_Short exercise_
Determine which lines of the records include the word "this", and copy them.
<<<<
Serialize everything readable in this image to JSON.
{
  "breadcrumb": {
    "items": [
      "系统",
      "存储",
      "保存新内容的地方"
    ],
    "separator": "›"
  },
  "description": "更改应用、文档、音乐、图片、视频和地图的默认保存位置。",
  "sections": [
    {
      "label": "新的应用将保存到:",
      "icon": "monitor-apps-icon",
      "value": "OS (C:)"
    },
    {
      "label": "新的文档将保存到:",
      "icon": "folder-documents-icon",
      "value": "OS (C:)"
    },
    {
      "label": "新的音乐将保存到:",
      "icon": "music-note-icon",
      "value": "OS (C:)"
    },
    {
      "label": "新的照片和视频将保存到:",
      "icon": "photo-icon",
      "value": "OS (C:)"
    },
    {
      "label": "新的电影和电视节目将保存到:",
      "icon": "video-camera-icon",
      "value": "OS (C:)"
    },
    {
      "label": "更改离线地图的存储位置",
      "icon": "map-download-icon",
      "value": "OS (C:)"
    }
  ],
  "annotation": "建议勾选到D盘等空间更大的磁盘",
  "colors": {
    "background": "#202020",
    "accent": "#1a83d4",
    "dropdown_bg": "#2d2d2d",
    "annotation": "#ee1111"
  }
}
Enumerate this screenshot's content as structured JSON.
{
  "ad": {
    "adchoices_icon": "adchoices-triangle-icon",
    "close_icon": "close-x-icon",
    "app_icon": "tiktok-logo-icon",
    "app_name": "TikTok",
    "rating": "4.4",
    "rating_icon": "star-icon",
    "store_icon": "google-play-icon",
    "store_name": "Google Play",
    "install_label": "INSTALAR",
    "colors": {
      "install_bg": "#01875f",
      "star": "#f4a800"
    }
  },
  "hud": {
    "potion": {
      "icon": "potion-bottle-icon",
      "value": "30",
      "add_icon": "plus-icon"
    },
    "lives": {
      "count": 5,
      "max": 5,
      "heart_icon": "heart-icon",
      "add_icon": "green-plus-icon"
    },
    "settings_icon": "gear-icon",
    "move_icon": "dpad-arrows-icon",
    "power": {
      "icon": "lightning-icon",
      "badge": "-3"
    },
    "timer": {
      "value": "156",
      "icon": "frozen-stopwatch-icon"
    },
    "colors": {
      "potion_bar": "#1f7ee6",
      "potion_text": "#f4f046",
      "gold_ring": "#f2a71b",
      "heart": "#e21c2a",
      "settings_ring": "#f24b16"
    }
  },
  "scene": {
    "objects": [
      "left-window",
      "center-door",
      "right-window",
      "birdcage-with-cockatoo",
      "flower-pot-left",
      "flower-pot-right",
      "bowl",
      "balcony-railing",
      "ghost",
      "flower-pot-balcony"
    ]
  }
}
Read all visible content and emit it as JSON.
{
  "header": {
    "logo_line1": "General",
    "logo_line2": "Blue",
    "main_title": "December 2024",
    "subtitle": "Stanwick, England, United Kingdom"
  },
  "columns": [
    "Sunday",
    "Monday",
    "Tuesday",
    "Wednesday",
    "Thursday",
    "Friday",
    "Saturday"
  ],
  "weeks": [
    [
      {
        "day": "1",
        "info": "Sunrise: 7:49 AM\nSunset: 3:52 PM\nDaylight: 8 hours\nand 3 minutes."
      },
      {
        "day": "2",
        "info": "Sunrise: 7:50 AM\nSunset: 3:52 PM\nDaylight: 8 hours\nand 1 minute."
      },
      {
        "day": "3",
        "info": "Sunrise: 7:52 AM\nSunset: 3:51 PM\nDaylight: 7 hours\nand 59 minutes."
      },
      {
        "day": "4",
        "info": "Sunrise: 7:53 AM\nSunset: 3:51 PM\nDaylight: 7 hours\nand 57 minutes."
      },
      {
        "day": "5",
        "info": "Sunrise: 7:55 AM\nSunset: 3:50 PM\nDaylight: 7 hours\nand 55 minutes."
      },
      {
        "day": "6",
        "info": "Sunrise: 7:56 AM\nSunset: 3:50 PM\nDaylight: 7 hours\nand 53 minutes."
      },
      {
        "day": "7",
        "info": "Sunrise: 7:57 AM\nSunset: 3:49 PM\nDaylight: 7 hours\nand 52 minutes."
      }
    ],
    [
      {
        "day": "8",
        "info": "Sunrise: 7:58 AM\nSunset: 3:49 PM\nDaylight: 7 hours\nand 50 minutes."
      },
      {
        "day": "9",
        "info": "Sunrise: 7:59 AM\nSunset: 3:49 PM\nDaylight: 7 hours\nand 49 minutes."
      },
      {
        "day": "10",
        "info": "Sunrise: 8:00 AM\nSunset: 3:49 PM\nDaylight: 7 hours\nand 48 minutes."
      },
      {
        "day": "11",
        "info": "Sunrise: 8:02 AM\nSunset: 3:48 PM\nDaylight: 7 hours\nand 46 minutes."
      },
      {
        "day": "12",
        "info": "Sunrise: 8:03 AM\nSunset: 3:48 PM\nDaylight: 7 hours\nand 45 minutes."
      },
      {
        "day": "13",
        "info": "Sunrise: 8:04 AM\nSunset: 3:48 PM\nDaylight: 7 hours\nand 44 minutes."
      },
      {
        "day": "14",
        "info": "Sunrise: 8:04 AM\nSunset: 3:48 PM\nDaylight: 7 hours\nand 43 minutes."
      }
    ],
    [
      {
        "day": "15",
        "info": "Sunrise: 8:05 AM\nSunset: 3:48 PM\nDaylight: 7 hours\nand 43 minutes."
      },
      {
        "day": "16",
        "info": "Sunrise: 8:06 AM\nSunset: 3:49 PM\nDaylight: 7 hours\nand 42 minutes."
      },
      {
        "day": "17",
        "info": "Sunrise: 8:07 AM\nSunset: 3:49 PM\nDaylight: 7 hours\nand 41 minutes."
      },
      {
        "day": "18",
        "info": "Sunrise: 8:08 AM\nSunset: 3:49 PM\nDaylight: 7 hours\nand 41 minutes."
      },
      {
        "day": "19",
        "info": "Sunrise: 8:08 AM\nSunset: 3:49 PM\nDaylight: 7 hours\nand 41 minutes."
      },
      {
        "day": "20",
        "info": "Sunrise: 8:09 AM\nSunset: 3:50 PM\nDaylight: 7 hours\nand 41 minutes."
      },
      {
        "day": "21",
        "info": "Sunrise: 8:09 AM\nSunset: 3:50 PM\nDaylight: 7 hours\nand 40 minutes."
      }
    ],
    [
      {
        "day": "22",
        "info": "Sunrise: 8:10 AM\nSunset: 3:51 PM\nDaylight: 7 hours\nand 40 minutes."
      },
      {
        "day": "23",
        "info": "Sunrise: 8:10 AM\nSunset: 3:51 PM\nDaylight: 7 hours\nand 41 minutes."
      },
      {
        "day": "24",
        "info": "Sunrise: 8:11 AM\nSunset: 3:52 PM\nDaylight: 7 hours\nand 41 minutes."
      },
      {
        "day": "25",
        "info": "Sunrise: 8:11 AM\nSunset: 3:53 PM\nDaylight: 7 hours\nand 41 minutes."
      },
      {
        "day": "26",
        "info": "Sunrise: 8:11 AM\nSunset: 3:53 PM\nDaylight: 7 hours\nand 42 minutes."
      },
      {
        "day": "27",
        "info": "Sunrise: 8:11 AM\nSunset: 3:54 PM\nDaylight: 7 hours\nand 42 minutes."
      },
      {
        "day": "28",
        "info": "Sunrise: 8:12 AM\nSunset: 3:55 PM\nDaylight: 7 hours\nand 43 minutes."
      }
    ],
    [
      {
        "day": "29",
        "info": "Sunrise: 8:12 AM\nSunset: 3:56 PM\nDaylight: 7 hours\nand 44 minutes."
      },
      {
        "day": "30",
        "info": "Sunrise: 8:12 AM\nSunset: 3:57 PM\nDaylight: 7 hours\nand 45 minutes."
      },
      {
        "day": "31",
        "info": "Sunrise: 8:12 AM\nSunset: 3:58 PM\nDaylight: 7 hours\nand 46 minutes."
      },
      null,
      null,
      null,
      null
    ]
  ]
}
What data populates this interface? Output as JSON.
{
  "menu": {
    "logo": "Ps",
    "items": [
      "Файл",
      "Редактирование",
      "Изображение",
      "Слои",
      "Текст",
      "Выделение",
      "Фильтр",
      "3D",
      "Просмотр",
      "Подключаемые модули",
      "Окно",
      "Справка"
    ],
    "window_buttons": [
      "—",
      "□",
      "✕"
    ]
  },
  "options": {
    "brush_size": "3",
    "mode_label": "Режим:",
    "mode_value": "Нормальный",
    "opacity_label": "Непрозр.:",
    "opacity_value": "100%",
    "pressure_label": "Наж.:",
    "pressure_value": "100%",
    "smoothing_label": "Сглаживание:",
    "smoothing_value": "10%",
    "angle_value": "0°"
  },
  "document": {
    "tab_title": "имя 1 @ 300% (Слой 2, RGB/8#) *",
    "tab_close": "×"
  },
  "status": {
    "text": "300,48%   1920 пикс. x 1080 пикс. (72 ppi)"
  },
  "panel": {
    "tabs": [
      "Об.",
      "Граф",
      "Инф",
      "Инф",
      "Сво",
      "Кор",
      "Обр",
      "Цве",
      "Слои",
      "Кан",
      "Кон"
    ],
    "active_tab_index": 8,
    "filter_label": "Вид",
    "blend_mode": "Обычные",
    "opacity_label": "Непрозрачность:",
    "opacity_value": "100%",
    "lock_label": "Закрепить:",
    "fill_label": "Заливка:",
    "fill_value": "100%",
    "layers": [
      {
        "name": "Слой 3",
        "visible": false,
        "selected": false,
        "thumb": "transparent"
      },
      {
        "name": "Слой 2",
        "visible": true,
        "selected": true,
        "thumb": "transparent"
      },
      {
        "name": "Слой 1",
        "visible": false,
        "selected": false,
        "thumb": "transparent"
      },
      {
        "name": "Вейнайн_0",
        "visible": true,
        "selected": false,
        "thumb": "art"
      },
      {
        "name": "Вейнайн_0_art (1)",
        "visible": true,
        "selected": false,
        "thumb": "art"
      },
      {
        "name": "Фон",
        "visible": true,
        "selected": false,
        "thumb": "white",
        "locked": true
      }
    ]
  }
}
>>>>
_Answer below_
Serialize everything readable in this image to JSON.
Enumerate this screenshot's content as structured JSON.
What data populates this interface? Output as JSON.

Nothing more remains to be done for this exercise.